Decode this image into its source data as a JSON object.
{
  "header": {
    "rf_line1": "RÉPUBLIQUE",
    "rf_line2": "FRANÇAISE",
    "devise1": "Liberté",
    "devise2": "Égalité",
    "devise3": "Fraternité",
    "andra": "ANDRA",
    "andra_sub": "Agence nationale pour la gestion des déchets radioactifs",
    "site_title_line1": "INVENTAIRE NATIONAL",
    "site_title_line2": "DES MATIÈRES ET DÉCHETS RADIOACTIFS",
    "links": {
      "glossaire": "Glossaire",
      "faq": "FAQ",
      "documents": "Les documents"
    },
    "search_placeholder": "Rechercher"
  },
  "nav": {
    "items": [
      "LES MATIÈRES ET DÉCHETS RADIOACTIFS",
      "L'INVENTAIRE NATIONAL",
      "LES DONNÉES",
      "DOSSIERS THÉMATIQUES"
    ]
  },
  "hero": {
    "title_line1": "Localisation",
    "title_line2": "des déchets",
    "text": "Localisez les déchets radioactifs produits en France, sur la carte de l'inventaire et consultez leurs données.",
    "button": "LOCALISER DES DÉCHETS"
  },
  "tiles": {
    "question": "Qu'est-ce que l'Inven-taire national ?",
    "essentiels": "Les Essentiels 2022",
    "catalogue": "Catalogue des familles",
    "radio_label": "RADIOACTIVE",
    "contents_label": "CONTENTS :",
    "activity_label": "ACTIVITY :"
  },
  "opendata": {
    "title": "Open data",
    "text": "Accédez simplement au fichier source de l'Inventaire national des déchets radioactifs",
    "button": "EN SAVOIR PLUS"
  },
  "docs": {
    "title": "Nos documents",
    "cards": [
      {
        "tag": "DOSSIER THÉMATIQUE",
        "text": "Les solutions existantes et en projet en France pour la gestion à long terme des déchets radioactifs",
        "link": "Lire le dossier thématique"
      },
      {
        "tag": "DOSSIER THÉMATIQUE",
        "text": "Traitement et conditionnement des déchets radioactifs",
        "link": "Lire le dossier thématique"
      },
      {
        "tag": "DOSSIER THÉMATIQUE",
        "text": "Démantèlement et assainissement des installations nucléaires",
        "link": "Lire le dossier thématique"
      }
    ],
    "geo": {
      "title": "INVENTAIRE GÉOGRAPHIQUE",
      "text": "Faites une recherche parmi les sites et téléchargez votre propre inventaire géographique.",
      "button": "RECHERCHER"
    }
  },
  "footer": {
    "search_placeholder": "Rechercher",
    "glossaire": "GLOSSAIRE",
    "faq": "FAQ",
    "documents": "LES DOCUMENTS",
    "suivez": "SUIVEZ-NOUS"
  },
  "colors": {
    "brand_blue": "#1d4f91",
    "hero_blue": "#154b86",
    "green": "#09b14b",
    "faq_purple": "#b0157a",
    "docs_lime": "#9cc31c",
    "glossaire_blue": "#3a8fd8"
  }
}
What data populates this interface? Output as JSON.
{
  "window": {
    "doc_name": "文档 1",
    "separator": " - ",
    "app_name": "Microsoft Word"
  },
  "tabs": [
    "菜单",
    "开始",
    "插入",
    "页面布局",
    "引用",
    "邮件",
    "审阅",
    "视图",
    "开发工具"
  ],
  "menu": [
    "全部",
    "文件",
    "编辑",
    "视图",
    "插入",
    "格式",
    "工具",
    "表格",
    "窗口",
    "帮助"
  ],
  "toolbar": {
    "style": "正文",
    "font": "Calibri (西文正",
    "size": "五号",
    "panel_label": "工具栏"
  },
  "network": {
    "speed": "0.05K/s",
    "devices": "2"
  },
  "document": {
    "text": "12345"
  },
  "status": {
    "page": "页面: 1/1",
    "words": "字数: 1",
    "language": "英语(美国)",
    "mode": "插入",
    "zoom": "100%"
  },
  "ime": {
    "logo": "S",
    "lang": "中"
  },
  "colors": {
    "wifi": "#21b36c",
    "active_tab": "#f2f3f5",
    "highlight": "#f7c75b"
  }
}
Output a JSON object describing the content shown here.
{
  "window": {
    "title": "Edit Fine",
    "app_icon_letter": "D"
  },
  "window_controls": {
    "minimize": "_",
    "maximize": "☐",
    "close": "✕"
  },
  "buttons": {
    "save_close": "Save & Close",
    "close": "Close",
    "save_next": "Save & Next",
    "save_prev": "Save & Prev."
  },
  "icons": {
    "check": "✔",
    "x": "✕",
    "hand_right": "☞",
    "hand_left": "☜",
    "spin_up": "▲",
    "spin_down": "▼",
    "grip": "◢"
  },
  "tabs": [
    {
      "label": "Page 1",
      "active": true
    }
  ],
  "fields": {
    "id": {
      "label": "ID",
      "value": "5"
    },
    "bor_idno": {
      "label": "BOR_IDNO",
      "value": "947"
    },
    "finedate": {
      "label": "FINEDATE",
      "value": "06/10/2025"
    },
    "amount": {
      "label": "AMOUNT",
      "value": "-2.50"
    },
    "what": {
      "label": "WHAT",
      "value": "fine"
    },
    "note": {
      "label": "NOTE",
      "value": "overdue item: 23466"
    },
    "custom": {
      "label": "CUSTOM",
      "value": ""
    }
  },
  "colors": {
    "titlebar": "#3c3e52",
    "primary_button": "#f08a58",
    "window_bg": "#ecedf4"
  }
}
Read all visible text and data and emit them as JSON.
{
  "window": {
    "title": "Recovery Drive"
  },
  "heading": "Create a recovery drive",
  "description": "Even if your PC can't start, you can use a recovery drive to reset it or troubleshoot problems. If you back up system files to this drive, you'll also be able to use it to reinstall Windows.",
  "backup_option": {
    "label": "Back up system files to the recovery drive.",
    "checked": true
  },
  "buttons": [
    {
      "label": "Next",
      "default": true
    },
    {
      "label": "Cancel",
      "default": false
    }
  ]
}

◆ ◆ ◆

Your instructions: Search the listing above for the string "MATIÈRES". Copy every line that contains it.

Task response:
    "site_title_line2": "DES MATIÈRES ET DÉCHETS RADIOACTIFS",
      "LES MATIÈRES ET DÉCHETS RADIOACTIFS",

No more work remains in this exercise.